» **WORK INSTRUCTIONS**:
Repeat each entry word for word. Leave any images out of the copy.

** Start RECORDED INFORMATION **

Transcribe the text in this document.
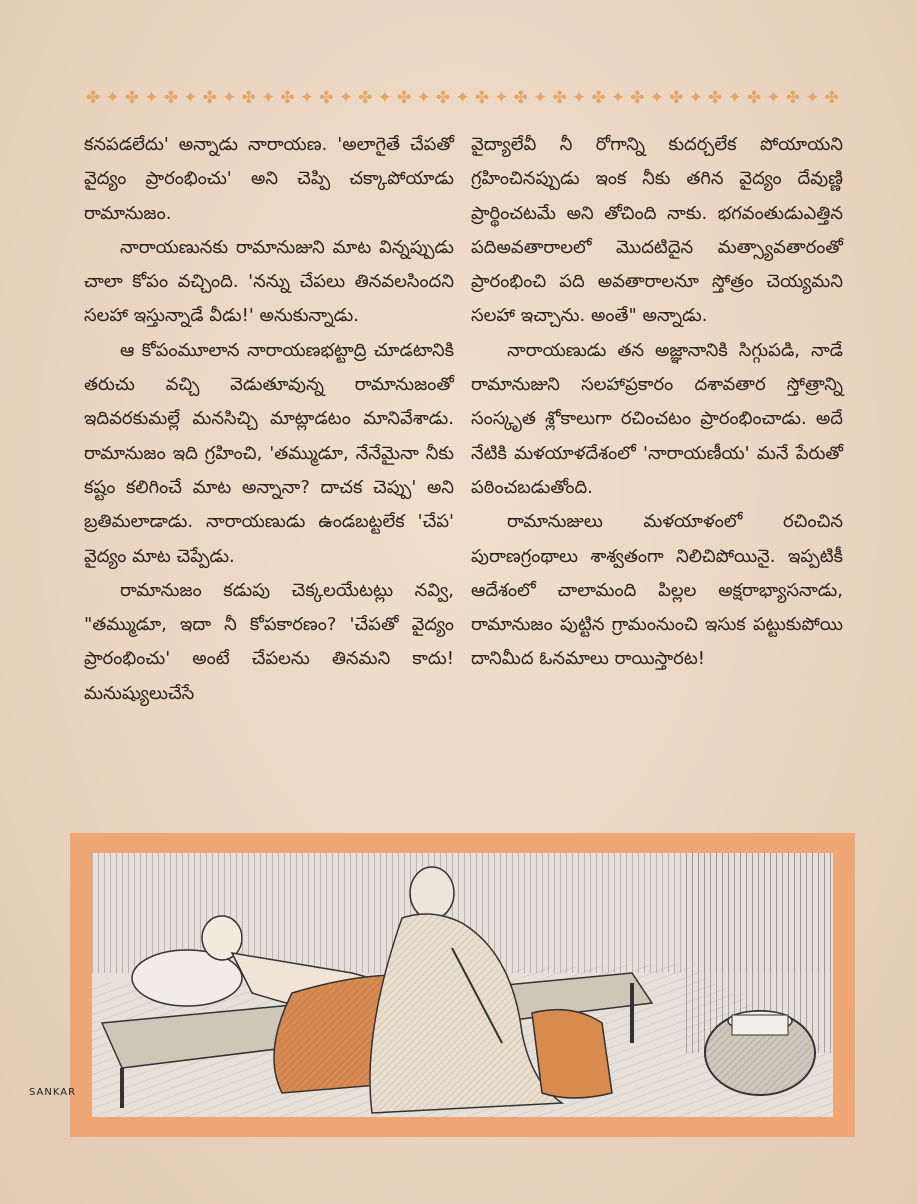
✤ ✦ ✤ ✦ ✤ ✦ ✤ ✦ ✤ ✦ ✤ ✦ ✤ ✦ ✤ ✦ ✤ ✦ ✤ ✦ ✤ ✦ ✤ ✦ ✤ ✦ ✤ ✦ ✤ ✦ ✤ ✦ ✤ ✦ ✤ ✦ ✤ ✦ ✤

కనపడలేదు' అన్నాడు నారాయణ. 'అలాగైతే చేపతో వైద్యం ప్రారంభించు' అని చెప్పి చక్కాపోయాడు రామానుజం.

నారాయణునకు రామానుజుని మాట విన్నప్పుడు చాలా కోపం వచ్చింది. 'నన్ను చేపలు తినవలసిందని సలహా ఇస్తున్నాడే వీడు!' అనుకున్నాడు.

ఆ కోపంమూలాన నారాయణభట్టాద్రి చూడటానికి తరుచు వచ్చి వెడుతూవున్న రామానుజంతో ఇదివరకుమల్లే మనసిచ్చి మాట్లాడటం మానివేశాడు. రామానుజం ఇది గ్రహించి, 'తమ్ముడూ, నేనేమైనా నీకు కష్టం కలిగించే మాట అన్నానా? దాచక చెప్పు' అని బ్రతిమలాడాడు. నారాయణుడు ఉండబట్టలేక 'చేప' వైద్యం మాట చెప్పేడు.

రామానుజం కడుపు చెక్కలయేటట్లు నవ్వి, "తమ్ముడూ, ఇదా నీ కోపకారణం? 'చేపతో వైద్యం ప్రారంభించు' అంటే చేపలను తినమని కాదు! మనుష్యులుచేసే

వైద్యాలేవీ నీ రోగాన్ని కుదర్చలేక పోయాయని గ్రహించినప్పుడు ఇంక నీకు తగిన వైద్యం దేవుణ్ణి ప్రార్థించటమే అని తోచింది నాకు. భగవంతుడుఎత్తిన పదిఅవతారాలలో మొదటిదైన మత్స్యావతారంతో ప్రారంభించి పది అవతారాలనూ స్తోత్రం చెయ్యమని సలహా ఇచ్చాను. అంతే" అన్నాడు.

నారాయణుడు తన అజ్ఞానానికి సిగ్గుపడి, నాడే రామానుజుని సలహాప్రకారం దశావతార స్తోత్రాన్ని సంస్కృత శ్లోకాలుగా రచించటం ప్రారంభించాడు. అదే నేటికి మళయాళదేశంలో 'నారాయణీయ' మనే పేరుతో పఠించబడుతోంది.

రామానుజులు మళయాళంలో రచించిన పురాణగ్రంథాలు శాశ్వతంగా నిలిచిపోయినై. ఇప్పటికీ ఆదేశంలో చాలామంది పిల్లల అక్షరాభ్యాసనాడు, రామానుజం పుట్టిన గ్రామంనుంచి ఇసుక పట్టుకుపోయి దానిమీద ఓనమాలు రాయిస్తారట!

SANKAR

** End RECORDED INFORMATION **

» **CORRECT RESULT**:
Transcribe the text in this document.
✤ ✦ ✤ ✦ ✤ ✦ ✤ ✦ ✤ ✦ ✤ ✦ ✤ ✦ ✤ ✦ ✤ ✦ ✤ ✦ ✤ ✦ ✤ ✦ ✤ ✦ ✤ ✦ ✤ ✦ ✤ ✦ ✤ ✦ ✤ ✦ ✤ ✦ ✤

కనపడలేదు' అన్నాడు నారాయణ. 'అలాగైతే చేపతో వైద్యం ప్రారంభించు' అని చెప్పి చక్కాపోయాడు రామానుజం.

నారాయణునకు రామానుజుని మాట విన్నప్పుడు చాలా కోపం వచ్చింది. 'నన్ను చేపలు తినవలసిందని సలహా ఇస్తున్నాడే వీడు!' అనుకున్నాడు.

ఆ కోపంమూలాన నారాయణభట్టాద్రి చూడటానికి తరుచు వచ్చి వెడుతూవున్న రామానుజంతో ఇదివరకుమల్లే మనసిచ్చి మాట్లాడటం మానివేశాడు. రామానుజం ఇది గ్రహించి, 'తమ్ముడూ, నేనేమైనా నీకు కష్టం కలిగించే మాట అన్నానా? దాచక చెప్పు' అని బ్రతిమలాడాడు. నారాయణుడు ఉండబట్టలేక 'చేప' వైద్యం మాట చెప్పేడు.

రామానుజం కడుపు చెక్కలయేటట్లు నవ్వి, "తమ్ముడూ, ఇదా నీ కోపకారణం? 'చేపతో వైద్యం ప్రారంభించు' అంటే చేపలను తినమని కాదు! మనుష్యులుచేసే

వైద్యాలేవీ నీ రోగాన్ని కుదర్చలేక పోయాయని గ్రహించినప్పుడు ఇంక నీకు తగిన వైద్యం దేవుణ్ణి ప్రార్థించటమే అని తోచింది నాకు. భగవంతుడుఎత్తిన పదిఅవతారాలలో మొదటిదైన మత్స్యావతారంతో ప్రారంభించి పది అవతారాలనూ స్తోత్రం చెయ్యమని సలహా ఇచ్చాను. అంతే" అన్నాడు.

నారాయణుడు తన అజ్ఞానానికి సిగ్గుపడి, నాడే రామానుజుని సలహాప్రకారం దశావతార స్తోత్రాన్ని సంస్కృత శ్లోకాలుగా రచించటం ప్రారంభించాడు. అదే నేటికి మళయాళదేశంలో 'నారాయణీయ' మనే పేరుతో పఠించబడుతోంది.

రామానుజులు మళయాళంలో రచించిన పురాణగ్రంథాలు శాశ్వతంగా నిలిచిపోయినై. ఇప్పటికీ ఆదేశంలో చాలామంది పిల్లల అక్షరాభ్యాసనాడు, రామానుజం పుట్టిన గ్రామంనుంచి ఇసుక పట్టుకుపోయి దానిమీద ఓనమాలు రాయిస్తారట!

SANKAR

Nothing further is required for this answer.